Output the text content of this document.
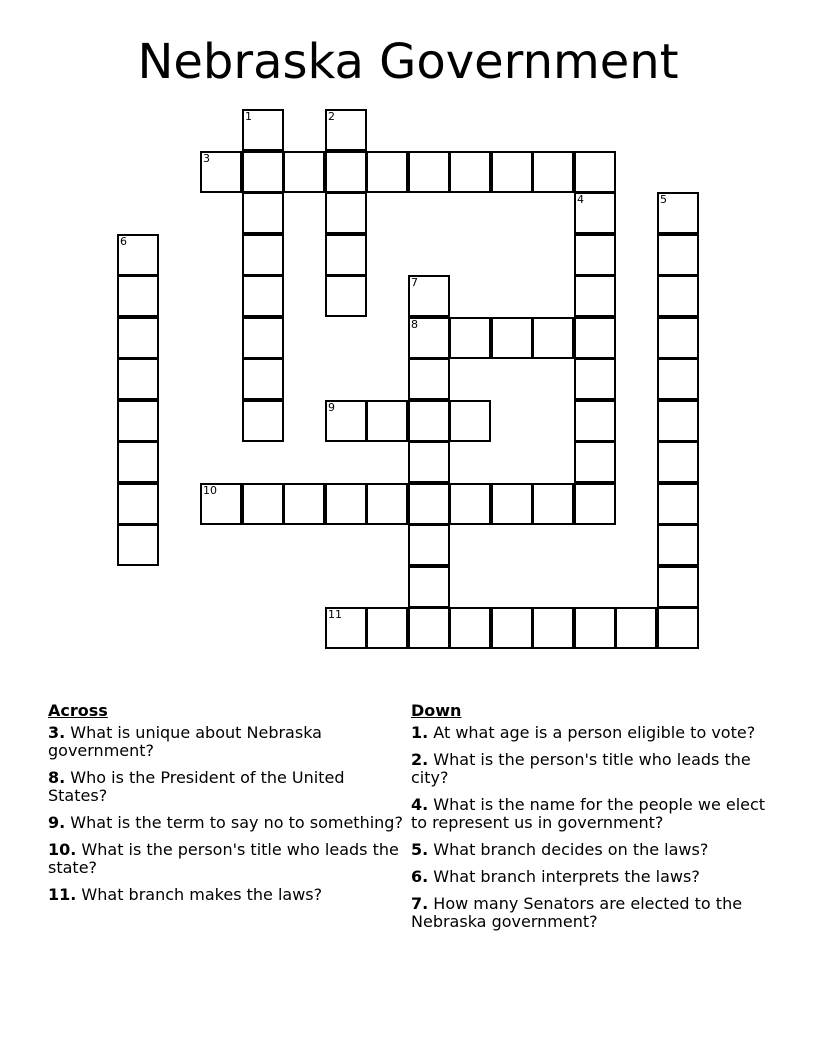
Nebraska Government
1	2
3
4	5
6
7
8
9
10
11
Across
3. What is unique about Nebraska government?
8. Who is the President of the United States?
9. What is the term to say no to something?
10. What is the person's title who leads the state?
11. What branch makes the laws?
Down
1. At what age is a person eligible to vote?
2. What is the person's title who leads the city?
4. What is the name for the people we elect to represent us in government?
5. What branch decides on the laws?
6. What branch interprets the laws?
7. How many Senators are elected to the Nebraska government?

——

# WRITTEN TASK
Count the lines of these entries that hold the string "leads", and give only that number.

# ANSWER TO THIS PROBLEM
2